Collected data:

########

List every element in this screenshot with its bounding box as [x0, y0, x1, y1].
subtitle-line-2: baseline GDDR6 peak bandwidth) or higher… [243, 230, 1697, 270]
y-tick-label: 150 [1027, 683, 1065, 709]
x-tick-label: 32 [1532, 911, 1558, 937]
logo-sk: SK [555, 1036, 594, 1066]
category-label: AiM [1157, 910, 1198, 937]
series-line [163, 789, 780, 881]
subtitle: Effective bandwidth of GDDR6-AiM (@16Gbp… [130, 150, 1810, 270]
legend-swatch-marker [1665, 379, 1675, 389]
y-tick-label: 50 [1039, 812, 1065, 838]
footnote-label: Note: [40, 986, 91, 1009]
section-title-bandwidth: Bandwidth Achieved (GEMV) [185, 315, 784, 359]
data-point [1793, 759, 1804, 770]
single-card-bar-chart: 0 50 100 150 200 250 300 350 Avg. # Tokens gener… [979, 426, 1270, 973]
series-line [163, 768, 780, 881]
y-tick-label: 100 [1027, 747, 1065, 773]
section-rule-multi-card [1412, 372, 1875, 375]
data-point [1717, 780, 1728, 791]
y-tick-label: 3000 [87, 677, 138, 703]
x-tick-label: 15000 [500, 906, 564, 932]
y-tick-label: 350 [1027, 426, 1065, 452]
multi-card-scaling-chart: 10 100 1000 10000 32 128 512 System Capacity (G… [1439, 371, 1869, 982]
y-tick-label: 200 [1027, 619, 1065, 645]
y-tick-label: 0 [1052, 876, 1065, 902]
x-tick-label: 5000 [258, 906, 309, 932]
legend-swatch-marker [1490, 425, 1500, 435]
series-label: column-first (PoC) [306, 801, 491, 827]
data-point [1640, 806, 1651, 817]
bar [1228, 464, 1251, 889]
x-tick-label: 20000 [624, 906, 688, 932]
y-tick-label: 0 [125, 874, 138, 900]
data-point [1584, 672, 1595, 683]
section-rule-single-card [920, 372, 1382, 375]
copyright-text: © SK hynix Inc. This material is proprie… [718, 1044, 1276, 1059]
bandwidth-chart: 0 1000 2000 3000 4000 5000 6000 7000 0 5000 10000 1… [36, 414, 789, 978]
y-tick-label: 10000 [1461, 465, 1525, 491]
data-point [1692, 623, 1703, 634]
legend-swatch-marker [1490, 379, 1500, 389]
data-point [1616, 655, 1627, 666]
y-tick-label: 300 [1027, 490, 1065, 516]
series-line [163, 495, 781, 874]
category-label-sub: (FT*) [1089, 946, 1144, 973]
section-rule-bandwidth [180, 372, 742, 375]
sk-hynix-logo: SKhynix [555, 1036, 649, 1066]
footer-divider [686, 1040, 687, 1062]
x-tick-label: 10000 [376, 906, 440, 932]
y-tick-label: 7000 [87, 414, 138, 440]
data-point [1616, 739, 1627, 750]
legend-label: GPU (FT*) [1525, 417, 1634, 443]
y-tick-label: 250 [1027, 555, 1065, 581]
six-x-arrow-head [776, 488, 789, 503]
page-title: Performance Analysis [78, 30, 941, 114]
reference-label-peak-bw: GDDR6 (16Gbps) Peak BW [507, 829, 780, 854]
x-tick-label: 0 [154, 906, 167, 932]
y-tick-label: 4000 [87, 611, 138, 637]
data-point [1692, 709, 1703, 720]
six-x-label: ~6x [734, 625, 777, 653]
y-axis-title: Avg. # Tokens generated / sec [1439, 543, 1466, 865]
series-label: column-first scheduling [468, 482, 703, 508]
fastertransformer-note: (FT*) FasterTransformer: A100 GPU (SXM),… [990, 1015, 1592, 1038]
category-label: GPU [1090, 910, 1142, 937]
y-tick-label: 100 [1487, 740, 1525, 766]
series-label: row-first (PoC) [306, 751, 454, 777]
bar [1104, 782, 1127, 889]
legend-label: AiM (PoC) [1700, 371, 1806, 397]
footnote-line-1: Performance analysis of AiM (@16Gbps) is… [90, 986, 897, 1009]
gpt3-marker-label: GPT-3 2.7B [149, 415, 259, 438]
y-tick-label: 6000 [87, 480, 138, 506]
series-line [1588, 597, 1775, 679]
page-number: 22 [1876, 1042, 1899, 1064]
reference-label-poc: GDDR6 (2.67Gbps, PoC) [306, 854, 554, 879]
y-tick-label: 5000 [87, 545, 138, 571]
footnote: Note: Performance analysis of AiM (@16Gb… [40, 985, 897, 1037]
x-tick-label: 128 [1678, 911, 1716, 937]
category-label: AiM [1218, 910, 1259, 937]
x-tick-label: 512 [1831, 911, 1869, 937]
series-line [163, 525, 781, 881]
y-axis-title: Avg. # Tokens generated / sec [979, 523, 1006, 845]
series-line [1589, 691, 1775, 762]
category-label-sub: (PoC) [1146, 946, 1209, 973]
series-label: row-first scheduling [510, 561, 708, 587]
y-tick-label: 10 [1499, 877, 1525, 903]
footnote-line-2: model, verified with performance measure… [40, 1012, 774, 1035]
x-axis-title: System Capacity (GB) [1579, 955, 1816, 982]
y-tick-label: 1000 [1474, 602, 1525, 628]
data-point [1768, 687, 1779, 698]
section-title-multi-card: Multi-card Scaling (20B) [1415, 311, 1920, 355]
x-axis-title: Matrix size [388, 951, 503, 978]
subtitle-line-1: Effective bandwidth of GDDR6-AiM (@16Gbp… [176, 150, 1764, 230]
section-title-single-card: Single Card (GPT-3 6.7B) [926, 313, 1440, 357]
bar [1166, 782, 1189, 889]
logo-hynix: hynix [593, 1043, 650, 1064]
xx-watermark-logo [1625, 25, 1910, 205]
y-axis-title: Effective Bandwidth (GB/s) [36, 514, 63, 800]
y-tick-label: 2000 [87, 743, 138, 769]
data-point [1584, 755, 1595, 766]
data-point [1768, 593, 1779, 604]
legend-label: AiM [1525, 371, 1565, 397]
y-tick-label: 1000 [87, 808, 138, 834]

########

Challenge >> Retype every line of the listing above word for word, with nothing changed.

Expected output >>
List every element in this screenshot with its bounding box as [x0, y0, x1, y1].
subtitle-line-2: baseline GDDR6 peak bandwidth) or higher… [243, 230, 1697, 270]
y-tick-label: 150 [1027, 683, 1065, 709]
x-tick-label: 32 [1532, 911, 1558, 937]
logo-sk: SK [555, 1036, 594, 1066]
category-label: AiM [1157, 910, 1198, 937]
series-line [163, 789, 780, 881]
subtitle: Effective bandwidth of GDDR6-AiM (@16Gbp… [130, 150, 1810, 270]
legend-swatch-marker [1665, 379, 1675, 389]
y-tick-label: 50 [1039, 812, 1065, 838]
footnote-label: Note: [40, 986, 91, 1009]
section-title-bandwidth: Bandwidth Achieved (GEMV) [185, 315, 784, 359]
data-point [1793, 759, 1804, 770]
single-card-bar-chart: 0 50 100 150 200 250 300 350 Avg. # Tokens gener… [979, 426, 1270, 973]
series-line [163, 768, 780, 881]
y-tick-label: 100 [1027, 747, 1065, 773]
section-rule-multi-card [1412, 372, 1875, 375]
data-point [1717, 780, 1728, 791]
y-tick-label: 3000 [87, 677, 138, 703]
x-tick-label: 15000 [500, 906, 564, 932]
y-tick-label: 350 [1027, 426, 1065, 452]
multi-card-scaling-chart: 10 100 1000 10000 32 128 512 System Capacity (G… [1439, 371, 1869, 982]
y-tick-label: 200 [1027, 619, 1065, 645]
y-tick-label: 0 [1052, 876, 1065, 902]
x-tick-label: 5000 [258, 906, 309, 932]
legend-swatch-marker [1490, 425, 1500, 435]
series-label: column-first (PoC) [306, 801, 491, 827]
data-point [1640, 806, 1651, 817]
bar [1228, 464, 1251, 889]
x-tick-label: 20000 [624, 906, 688, 932]
y-tick-label: 0 [125, 874, 138, 900]
data-point [1584, 672, 1595, 683]
section-rule-single-card [920, 372, 1382, 375]
copyright-text: © SK hynix Inc. This material is proprie… [718, 1044, 1276, 1059]
bandwidth-chart: 0 1000 2000 3000 4000 5000 6000 7000 0 5000 10000 1… [36, 414, 789, 978]
y-tick-label: 10000 [1461, 465, 1525, 491]
data-point [1692, 623, 1703, 634]
legend-swatch-marker [1490, 379, 1500, 389]
data-point [1616, 655, 1627, 666]
y-tick-label: 300 [1027, 490, 1065, 516]
series-line [163, 495, 781, 874]
category-label-sub: (FT*) [1089, 946, 1144, 973]
section-rule-bandwidth [180, 372, 742, 375]
sk-hynix-logo: SKhynix [555, 1036, 649, 1066]
footer-divider [686, 1040, 687, 1062]
x-tick-label: 10000 [376, 906, 440, 932]
y-tick-label: 7000 [87, 414, 138, 440]
data-point [1616, 739, 1627, 750]
legend-label: GPU (FT*) [1525, 417, 1634, 443]
y-tick-label: 250 [1027, 555, 1065, 581]
six-x-arrow-head [776, 488, 789, 503]
page-title: Performance Analysis [78, 30, 941, 114]
reference-label-peak-bw: GDDR6 (16Gbps) Peak BW [507, 829, 780, 854]
x-tick-label: 0 [154, 906, 167, 932]
y-tick-label: 4000 [87, 611, 138, 637]
data-point [1692, 709, 1703, 720]
six-x-label: ~6x [734, 625, 777, 653]
y-axis-title: Avg. # Tokens generated / sec [1439, 543, 1466, 865]
series-label: column-first scheduling [468, 482, 703, 508]
fastertransformer-note: (FT*) FasterTransformer: A100 GPU (SXM),… [990, 1015, 1592, 1038]
category-label: GPU [1090, 910, 1142, 937]
y-tick-label: 100 [1487, 740, 1525, 766]
series-label: row-first (PoC) [306, 751, 454, 777]
bar [1104, 782, 1127, 889]
legend-label: AiM (PoC) [1700, 371, 1806, 397]
footnote-line-1: Performance analysis of AiM (@16Gbps) is… [90, 986, 897, 1009]
gpt3-marker-label: GPT-3 2.7B [149, 415, 259, 438]
y-tick-label: 6000 [87, 480, 138, 506]
series-line [1588, 597, 1775, 679]
page-number: 22 [1876, 1042, 1899, 1064]
reference-label-poc: GDDR6 (2.67Gbps, PoC) [306, 854, 554, 879]
y-tick-label: 5000 [87, 545, 138, 571]
footnote: Note: Performance analysis of AiM (@16Gb… [40, 985, 897, 1037]
x-tick-label: 128 [1678, 911, 1716, 937]
category-label: AiM [1218, 910, 1259, 937]
x-tick-label: 512 [1831, 911, 1869, 937]
series-line [163, 525, 781, 881]
y-axis-title: Avg. # Tokens generated / sec [979, 523, 1006, 845]
series-line [1589, 691, 1775, 762]
category-label-sub: (PoC) [1146, 946, 1209, 973]
series-label: row-first scheduling [510, 561, 708, 587]
y-tick-label: 10 [1499, 877, 1525, 903]
footnote-line-2: model, verified with performance measure… [40, 1012, 774, 1035]
x-axis-title: System Capacity (GB) [1579, 955, 1816, 982]
y-tick-label: 1000 [1474, 602, 1525, 628]
data-point [1768, 687, 1779, 698]
section-title-multi-card: Multi-card Scaling (20B) [1415, 311, 1920, 355]
x-axis-title: Matrix size [388, 951, 503, 978]
subtitle-line-1: Effective bandwidth of GDDR6-AiM (@16Gbp… [176, 150, 1764, 230]
section-title-single-card: Single Card (GPT-3 6.7B) [926, 313, 1440, 357]
bar [1166, 782, 1189, 889]
logo-hynix: hynix [593, 1043, 650, 1064]
xx-watermark-logo [1625, 25, 1910, 205]
y-axis-title: Effective Bandwidth (GB/s) [36, 514, 63, 800]
y-tick-label: 2000 [87, 743, 138, 769]
data-point [1584, 755, 1595, 766]
data-point [1768, 593, 1779, 604]
legend-label: AiM [1525, 371, 1565, 397]
y-tick-label: 1000 [87, 808, 138, 834]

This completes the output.